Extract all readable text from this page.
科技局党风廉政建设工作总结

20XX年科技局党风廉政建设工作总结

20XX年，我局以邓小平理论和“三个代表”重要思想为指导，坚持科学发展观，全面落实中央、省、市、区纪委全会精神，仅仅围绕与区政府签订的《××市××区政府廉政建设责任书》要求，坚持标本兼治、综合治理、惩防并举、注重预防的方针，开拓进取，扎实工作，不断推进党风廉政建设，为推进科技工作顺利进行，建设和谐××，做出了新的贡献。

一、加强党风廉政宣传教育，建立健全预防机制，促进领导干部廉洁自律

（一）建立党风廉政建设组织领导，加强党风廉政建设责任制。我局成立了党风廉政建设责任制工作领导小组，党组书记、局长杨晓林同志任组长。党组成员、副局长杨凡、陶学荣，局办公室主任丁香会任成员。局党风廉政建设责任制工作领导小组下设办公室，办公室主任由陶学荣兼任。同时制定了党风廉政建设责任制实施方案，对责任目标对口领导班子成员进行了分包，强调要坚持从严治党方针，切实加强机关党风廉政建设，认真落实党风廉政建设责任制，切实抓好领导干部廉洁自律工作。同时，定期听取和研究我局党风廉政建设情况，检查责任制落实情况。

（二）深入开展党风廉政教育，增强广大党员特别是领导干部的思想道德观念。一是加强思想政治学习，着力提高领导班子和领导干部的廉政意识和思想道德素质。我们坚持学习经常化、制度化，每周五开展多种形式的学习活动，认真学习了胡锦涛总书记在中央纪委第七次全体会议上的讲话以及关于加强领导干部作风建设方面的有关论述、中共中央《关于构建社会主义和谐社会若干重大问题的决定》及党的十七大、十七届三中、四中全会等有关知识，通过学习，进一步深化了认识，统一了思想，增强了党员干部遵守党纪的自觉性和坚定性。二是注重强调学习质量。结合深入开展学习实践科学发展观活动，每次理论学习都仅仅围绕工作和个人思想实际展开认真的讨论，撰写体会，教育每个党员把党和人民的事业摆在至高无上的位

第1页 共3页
* * *
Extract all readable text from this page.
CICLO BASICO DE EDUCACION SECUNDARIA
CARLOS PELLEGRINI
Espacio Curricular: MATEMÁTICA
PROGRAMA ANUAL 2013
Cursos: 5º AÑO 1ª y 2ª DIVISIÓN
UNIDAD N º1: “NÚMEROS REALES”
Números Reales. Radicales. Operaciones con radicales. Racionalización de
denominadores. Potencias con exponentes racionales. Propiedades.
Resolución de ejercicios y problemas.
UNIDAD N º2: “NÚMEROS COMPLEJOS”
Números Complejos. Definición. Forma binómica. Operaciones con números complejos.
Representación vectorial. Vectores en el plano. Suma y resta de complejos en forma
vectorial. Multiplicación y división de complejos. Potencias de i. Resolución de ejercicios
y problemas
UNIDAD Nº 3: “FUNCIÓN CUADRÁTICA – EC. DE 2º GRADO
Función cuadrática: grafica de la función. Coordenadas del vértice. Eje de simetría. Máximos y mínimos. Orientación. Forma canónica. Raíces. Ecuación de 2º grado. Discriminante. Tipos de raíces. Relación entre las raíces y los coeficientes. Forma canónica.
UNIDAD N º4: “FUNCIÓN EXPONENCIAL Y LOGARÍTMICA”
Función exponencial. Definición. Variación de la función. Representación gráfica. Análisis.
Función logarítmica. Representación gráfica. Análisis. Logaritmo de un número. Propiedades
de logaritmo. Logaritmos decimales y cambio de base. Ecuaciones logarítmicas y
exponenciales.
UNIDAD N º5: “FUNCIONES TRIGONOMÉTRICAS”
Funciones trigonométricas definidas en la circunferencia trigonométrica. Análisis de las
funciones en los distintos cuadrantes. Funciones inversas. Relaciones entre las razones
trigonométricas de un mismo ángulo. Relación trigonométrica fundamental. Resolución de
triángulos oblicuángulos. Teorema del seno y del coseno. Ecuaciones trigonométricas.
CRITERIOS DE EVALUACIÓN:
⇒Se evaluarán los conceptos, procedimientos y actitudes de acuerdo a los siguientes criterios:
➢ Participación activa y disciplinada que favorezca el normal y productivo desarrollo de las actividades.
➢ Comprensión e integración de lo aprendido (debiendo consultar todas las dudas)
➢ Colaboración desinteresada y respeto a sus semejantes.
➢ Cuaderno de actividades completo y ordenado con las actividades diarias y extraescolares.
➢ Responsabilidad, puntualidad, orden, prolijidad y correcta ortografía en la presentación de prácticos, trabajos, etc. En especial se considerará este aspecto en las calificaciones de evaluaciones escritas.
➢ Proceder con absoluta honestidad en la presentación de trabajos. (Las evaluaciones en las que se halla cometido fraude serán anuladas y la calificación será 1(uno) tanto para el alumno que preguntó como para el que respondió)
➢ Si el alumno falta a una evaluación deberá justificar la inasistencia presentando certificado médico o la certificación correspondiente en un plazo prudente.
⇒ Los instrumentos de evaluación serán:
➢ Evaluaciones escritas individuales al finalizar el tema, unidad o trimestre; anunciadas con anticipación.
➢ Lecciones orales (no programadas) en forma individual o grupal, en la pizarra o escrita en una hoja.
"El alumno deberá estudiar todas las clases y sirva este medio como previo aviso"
* * *
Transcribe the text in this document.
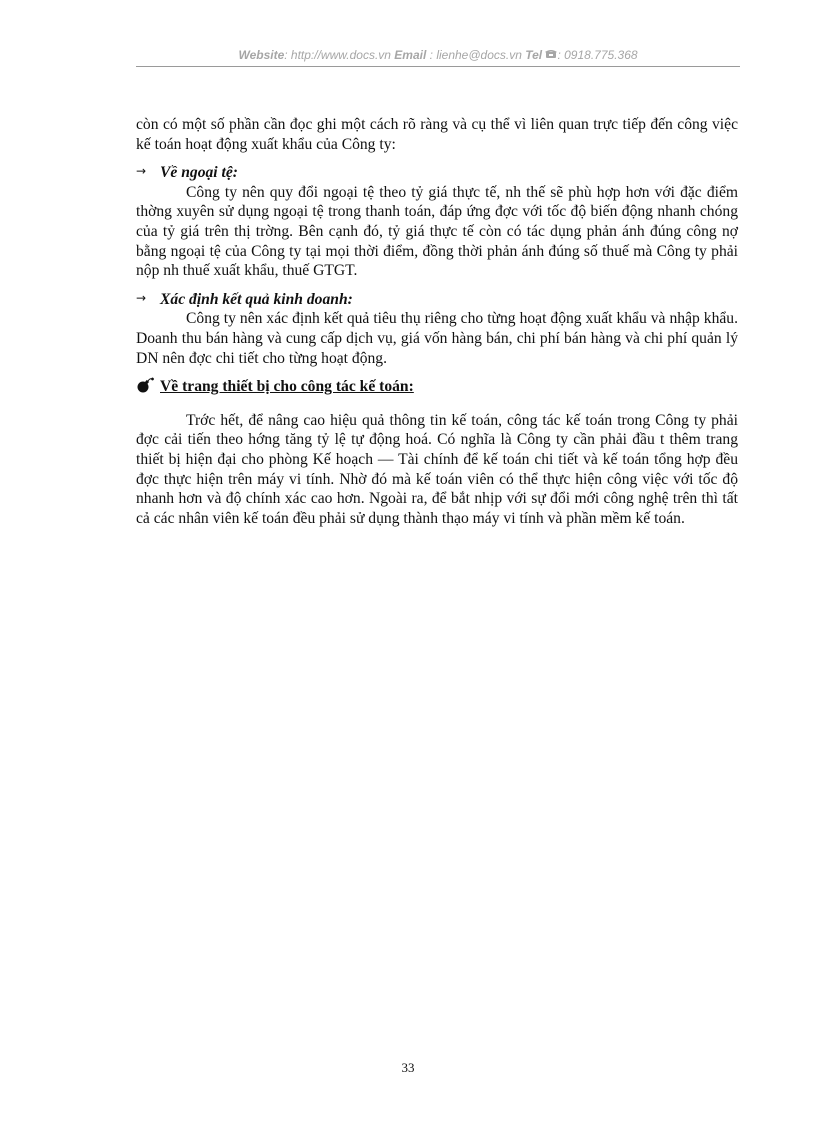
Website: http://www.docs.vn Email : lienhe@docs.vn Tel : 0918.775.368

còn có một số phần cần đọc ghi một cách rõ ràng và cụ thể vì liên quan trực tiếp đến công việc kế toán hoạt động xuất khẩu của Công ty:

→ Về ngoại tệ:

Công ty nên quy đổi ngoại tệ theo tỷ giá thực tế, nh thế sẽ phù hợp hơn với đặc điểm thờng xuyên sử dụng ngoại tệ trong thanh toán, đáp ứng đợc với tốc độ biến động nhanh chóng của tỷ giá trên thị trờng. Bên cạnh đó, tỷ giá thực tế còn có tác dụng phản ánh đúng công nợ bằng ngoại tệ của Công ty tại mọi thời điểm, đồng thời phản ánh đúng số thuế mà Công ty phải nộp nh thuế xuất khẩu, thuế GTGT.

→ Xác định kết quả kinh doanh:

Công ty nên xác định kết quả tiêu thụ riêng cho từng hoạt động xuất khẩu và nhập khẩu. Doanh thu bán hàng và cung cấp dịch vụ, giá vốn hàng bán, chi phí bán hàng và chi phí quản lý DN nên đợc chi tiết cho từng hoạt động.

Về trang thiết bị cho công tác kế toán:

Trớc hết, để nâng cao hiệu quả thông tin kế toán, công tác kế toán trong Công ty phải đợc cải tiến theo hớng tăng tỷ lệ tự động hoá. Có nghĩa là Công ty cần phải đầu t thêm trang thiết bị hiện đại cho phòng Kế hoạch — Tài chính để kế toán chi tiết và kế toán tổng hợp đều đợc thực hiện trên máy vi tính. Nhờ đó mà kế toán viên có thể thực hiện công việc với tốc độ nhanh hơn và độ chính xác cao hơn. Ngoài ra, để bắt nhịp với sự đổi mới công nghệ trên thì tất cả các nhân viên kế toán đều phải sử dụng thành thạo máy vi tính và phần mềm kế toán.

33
* * *
* _WHAT NEEDS TO BE DONE_: Reply with nothing but the number of lines that contain the word "thực".

* _EXERCISE ANSWER_: 2